_Exercise instructions_. All lines below must be repeated exactly, with the pictures omitted.

_Data supplied_.
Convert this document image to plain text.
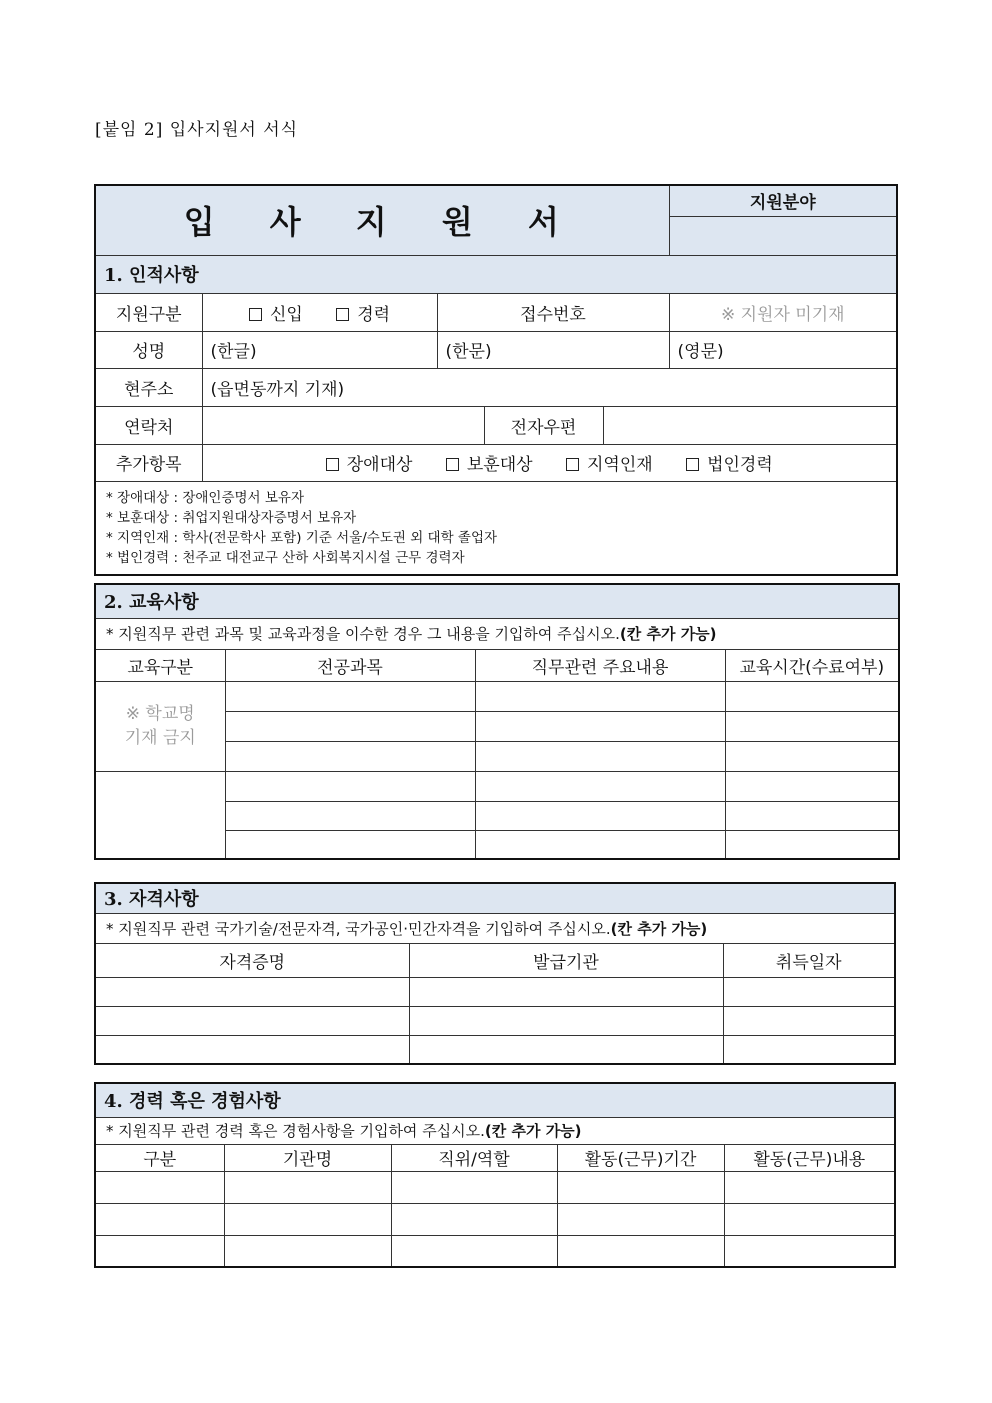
[붙임 2] 입사지원서 서식
입 사 지 원 서					지원분야

1. 인적사항					
지원구분	신입 경력	접수번호			※ 지원자 미기재
성명	(한글)	(한문)			(영문)
현주소	(읍면동까지 기재)				
연락처			전자우편		
추가항목	장애대상 보훈대상 지역인재 법인경력				

* 장애대상 : 장애인증명서 보유자
* 보훈대상 : 취업지원대상자증명서 보유자
* 지역인재 : 학사(전문학사 포함) 기준 서울/수도권 외 대학 졸업자
* 법인경력 : 천주교 대전교구 산하 사회복지시설 근무 경력자					
2. 교육사항			
* 지원직무 관련 과목 및 교육과정을 이수한 경우 그 내용을 기입하여 주십시오.(칸 추가 가능)			
교육구분	전공과목	직무관련 주요내용	교육시간(수료여부)

※ 학교명
기재 금지			

3. 자격사항		
* 지원직무 관련 국가기술/전문자격, 국가공인·민간자격을 기입하여 주십시오.(칸 추가 가능)		
자격증명	발급기관	취득일자

4. 경력 혹은 경험사항				
* 지원직무 관련 경력 혹은 경험사항을 기입하여 주십시오.(칸 추가 가능)				
구분	기관명	직위/역할	활동(근무)기간	활동(근무)내용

_Solution_.
Convert this document image to plain text.
[붙임 2] 입사지원서 서식
입 사 지 원 서					지원분야

1. 인적사항					
지원구분	신입 경력	접수번호			※ 지원자 미기재
성명	(한글)	(한문)			(영문)
현주소	(읍면동까지 기재)				
연락처			전자우편		
추가항목	장애대상 보훈대상 지역인재 법인경력				

* 장애대상 : 장애인증명서 보유자
* 보훈대상 : 취업지원대상자증명서 보유자
* 지역인재 : 학사(전문학사 포함) 기준 서울/수도권 외 대학 졸업자
* 법인경력 : 천주교 대전교구 산하 사회복지시설 근무 경력자					
2. 교육사항			
* 지원직무 관련 과목 및 교육과정을 이수한 경우 그 내용을 기입하여 주십시오.(칸 추가 가능)			
교육구분	전공과목	직무관련 주요내용	교육시간(수료여부)

※ 학교명
기재 금지			

3. 자격사항		
* 지원직무 관련 국가기술/전문자격, 국가공인·민간자격을 기입하여 주십시오.(칸 추가 가능)		
자격증명	발급기관	취득일자

4. 경력 혹은 경험사항				
* 지원직무 관련 경력 혹은 경험사항을 기입하여 주십시오.(칸 추가 가능)				
구분	기관명	직위/역할	활동(근무)기간	활동(근무)내용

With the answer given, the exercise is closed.